* [Task] Find every line with the string "features" in it, count them, and reply with that count only.

* * * * *

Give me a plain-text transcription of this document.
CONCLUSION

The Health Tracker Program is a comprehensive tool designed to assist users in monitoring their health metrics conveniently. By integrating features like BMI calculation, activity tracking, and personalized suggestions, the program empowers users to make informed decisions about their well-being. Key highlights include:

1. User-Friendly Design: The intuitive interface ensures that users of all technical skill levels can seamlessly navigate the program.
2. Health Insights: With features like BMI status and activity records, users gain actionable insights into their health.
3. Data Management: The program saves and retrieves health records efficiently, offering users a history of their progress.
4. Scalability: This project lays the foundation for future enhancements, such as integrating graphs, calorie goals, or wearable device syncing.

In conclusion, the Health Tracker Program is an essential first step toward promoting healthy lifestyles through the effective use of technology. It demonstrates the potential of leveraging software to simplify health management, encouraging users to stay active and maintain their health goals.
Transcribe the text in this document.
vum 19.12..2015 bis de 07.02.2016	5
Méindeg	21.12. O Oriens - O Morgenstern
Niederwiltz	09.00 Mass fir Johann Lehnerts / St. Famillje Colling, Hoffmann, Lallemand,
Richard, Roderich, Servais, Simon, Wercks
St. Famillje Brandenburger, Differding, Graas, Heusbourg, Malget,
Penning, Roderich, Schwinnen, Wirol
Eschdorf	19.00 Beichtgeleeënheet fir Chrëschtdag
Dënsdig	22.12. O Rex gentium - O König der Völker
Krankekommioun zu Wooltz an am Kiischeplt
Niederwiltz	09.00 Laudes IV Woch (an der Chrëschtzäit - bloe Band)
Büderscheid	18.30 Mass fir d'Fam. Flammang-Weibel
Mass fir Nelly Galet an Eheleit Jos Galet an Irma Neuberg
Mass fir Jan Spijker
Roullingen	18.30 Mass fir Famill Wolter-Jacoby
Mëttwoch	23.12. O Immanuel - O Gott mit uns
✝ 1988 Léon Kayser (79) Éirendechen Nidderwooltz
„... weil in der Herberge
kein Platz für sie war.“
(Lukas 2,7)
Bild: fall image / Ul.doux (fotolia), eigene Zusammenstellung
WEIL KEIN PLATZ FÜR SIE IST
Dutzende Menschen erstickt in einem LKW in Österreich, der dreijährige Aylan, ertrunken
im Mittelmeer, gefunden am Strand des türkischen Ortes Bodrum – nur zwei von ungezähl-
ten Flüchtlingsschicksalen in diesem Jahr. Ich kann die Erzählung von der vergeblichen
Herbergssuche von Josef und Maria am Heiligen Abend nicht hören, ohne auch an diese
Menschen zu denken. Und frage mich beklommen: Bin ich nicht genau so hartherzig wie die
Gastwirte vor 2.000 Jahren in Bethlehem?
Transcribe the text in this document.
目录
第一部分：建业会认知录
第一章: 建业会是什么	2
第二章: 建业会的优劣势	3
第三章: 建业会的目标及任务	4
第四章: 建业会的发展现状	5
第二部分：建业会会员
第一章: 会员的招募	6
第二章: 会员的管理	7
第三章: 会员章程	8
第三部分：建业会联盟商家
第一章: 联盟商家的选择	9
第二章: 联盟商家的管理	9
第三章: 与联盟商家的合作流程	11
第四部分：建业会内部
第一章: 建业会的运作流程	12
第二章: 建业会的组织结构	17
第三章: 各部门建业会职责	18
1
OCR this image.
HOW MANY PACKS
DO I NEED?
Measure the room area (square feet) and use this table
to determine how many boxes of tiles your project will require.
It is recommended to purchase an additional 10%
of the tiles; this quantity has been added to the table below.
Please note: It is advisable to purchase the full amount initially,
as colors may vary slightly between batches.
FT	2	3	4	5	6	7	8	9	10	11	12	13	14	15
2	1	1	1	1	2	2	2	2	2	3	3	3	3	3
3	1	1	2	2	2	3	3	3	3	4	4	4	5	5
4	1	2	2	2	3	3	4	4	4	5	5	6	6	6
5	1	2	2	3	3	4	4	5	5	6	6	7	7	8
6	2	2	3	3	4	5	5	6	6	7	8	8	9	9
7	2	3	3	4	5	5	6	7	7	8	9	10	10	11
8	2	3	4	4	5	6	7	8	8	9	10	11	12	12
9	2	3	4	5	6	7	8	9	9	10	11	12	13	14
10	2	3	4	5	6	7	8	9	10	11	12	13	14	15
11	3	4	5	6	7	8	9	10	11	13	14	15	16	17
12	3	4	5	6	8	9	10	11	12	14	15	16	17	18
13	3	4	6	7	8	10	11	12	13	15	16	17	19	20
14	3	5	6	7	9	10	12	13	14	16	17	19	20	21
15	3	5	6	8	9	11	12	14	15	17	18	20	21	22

* * * * *

* [Response] 2